Task details: Pull out every line below holding the word "不正确的一项是".

Material supplied:

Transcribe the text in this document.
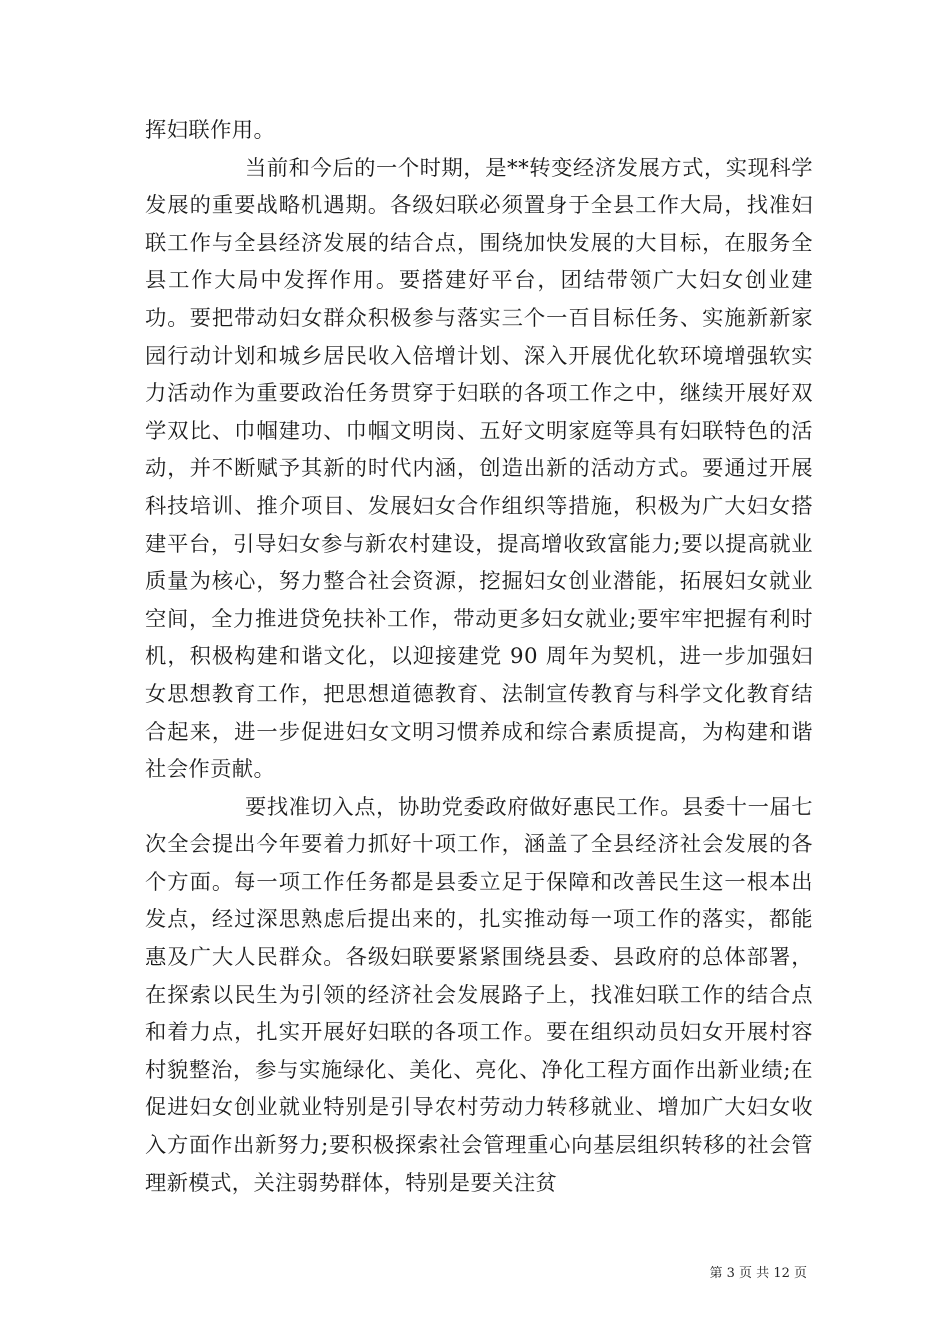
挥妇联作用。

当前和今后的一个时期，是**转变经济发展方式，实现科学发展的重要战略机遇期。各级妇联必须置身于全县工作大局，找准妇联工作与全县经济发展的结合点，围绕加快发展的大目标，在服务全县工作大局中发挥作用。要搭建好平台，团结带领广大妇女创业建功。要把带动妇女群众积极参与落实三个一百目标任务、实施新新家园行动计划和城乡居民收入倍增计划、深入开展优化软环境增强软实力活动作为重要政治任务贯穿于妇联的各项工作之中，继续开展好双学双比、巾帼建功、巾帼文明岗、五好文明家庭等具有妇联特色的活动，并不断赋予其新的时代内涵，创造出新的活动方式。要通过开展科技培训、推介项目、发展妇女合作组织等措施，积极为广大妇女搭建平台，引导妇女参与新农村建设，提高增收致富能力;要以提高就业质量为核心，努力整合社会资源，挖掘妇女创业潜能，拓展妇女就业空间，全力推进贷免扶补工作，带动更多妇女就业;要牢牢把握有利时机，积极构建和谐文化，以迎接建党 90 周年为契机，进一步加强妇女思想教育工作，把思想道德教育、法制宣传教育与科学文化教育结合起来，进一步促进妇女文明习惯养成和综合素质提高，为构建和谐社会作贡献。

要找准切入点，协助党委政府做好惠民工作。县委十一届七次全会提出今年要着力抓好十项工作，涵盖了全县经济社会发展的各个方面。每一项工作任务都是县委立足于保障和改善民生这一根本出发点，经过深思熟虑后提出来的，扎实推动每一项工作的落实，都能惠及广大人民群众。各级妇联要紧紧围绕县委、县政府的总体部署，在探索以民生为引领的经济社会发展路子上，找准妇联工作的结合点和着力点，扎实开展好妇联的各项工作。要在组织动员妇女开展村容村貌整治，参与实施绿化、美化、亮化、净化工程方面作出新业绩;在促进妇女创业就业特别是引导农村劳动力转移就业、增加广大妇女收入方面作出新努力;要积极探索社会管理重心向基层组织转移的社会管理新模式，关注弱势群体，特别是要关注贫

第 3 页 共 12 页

==

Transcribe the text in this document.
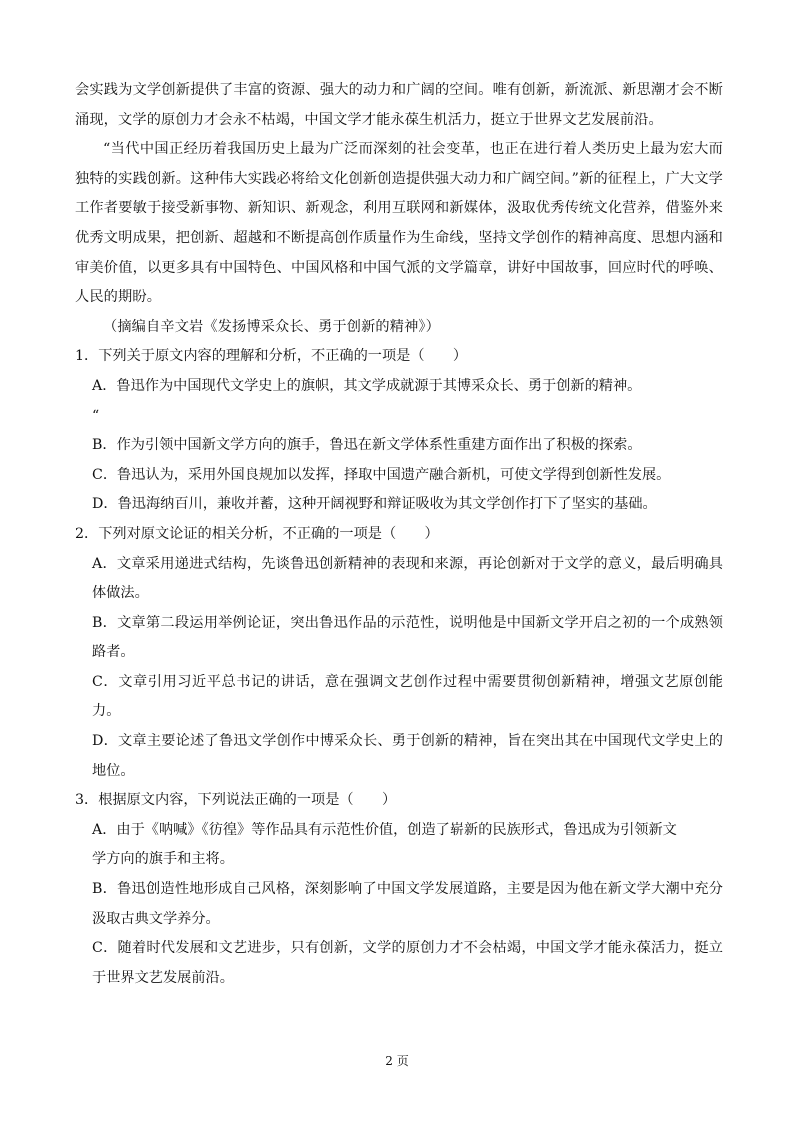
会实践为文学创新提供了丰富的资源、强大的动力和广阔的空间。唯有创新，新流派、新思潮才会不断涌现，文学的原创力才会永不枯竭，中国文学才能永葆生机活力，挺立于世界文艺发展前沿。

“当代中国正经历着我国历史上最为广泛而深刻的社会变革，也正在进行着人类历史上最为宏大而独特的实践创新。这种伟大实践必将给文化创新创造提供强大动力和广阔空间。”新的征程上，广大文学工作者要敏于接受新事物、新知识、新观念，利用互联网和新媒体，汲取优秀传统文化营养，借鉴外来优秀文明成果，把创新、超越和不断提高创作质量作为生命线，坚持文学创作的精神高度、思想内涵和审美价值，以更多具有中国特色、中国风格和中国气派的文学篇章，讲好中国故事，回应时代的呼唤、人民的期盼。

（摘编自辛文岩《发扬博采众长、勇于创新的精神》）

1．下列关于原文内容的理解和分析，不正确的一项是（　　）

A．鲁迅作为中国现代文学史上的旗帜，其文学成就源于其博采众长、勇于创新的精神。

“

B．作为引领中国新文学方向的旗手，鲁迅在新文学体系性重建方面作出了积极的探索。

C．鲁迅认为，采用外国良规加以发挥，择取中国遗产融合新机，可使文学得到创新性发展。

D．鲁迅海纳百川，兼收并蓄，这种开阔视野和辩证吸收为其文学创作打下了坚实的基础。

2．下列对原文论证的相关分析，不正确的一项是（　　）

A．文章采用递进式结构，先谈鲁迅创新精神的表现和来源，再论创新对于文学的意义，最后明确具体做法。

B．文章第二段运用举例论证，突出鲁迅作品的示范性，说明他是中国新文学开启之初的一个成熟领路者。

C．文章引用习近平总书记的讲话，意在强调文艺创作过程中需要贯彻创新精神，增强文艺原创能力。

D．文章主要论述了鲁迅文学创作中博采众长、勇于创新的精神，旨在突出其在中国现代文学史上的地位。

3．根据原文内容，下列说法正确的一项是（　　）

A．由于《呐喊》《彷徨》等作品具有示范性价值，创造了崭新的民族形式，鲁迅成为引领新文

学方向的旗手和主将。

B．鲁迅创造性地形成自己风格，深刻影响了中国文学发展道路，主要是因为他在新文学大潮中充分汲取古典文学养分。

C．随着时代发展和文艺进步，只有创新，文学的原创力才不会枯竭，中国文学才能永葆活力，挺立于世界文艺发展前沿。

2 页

Right answer:
1．下列关于原文内容的理解和分析，不正确的一项是（　　）
2．下列对原文论证的相关分析，不正确的一项是（　　）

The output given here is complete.